_SHORT TASK_.
For the records below, say how many lines contain the string "связанных". Give the number only.
** START OF MATERIAL **
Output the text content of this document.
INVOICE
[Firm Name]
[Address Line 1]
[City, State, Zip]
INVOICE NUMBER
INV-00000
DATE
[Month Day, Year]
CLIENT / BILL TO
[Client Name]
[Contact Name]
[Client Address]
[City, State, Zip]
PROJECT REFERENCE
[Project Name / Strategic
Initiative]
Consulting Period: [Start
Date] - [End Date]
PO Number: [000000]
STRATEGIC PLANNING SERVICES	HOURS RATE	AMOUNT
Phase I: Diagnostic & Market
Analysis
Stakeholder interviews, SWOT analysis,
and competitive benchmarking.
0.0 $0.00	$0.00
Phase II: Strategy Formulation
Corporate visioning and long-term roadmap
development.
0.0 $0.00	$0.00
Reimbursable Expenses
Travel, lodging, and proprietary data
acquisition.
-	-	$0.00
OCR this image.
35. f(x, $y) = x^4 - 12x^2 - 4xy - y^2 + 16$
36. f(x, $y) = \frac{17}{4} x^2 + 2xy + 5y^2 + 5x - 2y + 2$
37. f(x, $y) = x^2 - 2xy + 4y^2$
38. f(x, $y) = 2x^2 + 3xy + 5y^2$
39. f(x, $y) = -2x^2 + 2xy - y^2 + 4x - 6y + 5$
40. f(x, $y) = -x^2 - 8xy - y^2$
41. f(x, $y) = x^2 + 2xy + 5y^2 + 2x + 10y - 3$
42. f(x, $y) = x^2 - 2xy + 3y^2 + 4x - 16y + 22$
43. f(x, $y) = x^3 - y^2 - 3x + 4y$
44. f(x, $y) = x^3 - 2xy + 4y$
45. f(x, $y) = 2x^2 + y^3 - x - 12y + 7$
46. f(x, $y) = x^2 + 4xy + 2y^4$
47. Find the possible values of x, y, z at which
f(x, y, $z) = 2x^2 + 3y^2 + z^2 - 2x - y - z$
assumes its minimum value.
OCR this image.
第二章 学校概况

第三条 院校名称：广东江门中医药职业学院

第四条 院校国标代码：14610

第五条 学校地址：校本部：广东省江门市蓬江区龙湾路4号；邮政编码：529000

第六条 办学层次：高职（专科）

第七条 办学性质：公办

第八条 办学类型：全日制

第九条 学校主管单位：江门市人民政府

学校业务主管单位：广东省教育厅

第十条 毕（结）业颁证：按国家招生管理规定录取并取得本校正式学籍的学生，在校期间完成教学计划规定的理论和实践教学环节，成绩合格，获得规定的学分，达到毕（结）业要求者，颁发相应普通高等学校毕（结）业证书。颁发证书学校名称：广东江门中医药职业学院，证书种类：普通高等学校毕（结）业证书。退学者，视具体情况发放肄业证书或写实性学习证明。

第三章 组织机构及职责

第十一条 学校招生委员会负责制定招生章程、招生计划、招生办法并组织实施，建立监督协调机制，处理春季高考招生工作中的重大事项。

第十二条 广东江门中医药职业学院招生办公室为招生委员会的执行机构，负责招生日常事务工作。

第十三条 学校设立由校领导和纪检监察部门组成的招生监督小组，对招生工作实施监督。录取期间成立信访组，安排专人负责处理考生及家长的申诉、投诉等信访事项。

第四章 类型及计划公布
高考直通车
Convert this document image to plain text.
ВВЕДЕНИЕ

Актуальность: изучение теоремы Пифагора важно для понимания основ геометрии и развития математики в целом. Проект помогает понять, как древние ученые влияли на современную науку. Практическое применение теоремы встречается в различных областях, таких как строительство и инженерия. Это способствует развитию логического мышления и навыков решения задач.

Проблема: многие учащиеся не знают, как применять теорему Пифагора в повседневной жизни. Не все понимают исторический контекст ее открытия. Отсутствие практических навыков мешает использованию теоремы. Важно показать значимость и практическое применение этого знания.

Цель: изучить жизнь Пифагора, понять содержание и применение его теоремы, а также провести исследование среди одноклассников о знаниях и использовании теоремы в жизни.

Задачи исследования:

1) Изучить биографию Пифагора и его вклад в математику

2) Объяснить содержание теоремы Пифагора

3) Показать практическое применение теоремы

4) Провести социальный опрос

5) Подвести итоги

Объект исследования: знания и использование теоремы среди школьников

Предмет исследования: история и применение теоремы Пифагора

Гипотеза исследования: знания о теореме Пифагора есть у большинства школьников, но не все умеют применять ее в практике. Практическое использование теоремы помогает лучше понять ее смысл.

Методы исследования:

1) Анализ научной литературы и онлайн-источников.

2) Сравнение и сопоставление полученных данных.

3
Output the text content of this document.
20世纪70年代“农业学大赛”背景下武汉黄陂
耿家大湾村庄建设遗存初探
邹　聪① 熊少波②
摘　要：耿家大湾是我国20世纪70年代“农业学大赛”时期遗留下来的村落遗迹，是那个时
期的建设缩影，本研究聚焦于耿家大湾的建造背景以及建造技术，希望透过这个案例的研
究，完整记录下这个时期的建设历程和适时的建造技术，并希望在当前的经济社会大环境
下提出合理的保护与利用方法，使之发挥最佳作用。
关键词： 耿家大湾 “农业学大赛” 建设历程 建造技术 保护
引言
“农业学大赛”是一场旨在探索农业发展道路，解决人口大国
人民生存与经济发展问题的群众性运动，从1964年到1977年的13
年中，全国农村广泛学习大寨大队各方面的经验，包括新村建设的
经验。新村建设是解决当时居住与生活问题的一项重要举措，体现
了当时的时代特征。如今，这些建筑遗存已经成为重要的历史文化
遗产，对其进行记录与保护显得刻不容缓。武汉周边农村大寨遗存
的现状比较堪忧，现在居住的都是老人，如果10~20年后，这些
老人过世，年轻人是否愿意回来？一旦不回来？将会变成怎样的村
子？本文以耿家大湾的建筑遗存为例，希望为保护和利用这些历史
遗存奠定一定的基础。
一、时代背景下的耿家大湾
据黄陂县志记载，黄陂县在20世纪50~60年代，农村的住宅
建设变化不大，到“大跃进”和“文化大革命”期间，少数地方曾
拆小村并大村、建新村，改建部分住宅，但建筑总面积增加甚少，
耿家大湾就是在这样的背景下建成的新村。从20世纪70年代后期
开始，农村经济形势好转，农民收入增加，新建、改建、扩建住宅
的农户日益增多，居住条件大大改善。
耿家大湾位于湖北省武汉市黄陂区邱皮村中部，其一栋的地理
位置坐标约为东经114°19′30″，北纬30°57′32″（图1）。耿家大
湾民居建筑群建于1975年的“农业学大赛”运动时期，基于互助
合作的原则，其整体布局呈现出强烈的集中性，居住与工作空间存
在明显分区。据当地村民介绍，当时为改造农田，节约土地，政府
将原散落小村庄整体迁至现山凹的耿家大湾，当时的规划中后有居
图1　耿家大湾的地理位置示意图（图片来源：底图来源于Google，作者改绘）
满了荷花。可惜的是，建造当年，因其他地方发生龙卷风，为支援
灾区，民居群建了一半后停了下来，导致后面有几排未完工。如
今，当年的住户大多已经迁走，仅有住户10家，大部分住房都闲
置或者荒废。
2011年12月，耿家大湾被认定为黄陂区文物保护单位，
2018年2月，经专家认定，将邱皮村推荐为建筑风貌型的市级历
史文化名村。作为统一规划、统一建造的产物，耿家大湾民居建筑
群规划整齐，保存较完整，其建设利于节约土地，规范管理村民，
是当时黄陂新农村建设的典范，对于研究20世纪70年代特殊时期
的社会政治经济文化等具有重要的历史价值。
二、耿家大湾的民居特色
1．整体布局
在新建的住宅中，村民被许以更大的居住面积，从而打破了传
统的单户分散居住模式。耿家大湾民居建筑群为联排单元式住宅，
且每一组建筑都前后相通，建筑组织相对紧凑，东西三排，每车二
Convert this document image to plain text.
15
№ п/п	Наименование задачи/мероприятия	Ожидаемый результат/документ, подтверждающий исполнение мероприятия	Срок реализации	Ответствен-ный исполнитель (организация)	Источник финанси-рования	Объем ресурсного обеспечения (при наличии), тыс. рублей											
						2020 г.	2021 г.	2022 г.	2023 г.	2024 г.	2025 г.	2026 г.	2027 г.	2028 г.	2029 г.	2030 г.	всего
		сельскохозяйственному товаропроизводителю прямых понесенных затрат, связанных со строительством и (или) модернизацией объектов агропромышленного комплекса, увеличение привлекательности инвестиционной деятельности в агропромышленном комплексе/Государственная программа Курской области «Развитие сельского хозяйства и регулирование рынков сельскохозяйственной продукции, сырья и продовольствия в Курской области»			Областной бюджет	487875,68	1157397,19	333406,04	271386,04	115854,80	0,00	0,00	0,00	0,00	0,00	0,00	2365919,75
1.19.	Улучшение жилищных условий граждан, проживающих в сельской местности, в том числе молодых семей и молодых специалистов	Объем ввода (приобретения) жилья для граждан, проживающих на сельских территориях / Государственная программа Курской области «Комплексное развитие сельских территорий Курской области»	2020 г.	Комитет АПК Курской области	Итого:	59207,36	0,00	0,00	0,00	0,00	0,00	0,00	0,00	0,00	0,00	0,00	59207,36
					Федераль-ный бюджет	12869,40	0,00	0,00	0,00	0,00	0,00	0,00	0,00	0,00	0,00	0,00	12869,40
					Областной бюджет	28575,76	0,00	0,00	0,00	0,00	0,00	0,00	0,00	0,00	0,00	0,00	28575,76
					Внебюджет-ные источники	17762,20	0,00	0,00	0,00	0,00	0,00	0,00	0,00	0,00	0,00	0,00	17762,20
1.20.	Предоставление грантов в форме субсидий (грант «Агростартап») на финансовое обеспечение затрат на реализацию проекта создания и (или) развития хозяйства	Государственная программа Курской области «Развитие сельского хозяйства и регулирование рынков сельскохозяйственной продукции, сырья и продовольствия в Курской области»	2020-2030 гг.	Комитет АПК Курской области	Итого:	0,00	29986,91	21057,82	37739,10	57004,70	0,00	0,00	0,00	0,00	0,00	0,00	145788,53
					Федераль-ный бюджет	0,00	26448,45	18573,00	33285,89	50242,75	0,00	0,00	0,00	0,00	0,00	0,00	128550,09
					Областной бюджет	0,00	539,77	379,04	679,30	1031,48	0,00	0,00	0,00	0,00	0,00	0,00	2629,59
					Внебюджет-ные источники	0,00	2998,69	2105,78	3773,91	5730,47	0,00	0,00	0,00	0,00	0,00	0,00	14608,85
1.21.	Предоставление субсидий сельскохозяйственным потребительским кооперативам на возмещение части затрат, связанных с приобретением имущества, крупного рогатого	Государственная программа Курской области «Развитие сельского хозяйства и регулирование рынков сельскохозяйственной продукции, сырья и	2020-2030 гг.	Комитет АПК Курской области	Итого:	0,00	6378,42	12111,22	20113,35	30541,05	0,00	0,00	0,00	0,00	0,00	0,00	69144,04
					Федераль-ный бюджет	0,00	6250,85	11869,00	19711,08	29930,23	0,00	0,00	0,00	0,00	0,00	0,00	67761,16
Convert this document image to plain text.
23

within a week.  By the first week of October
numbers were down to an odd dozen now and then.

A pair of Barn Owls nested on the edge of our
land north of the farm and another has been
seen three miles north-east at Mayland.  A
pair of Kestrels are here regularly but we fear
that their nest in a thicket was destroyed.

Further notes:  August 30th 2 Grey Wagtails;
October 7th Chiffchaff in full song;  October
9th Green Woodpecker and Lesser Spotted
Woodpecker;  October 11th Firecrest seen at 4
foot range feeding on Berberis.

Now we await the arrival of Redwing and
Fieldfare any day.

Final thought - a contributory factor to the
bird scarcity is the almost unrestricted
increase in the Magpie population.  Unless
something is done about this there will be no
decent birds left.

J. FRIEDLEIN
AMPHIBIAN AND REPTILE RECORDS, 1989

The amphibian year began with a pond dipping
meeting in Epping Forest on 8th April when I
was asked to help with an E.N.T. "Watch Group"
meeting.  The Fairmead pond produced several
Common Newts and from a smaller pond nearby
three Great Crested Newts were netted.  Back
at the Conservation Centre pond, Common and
** END OF MATERIAL **
_TASK OUTPUT_.
2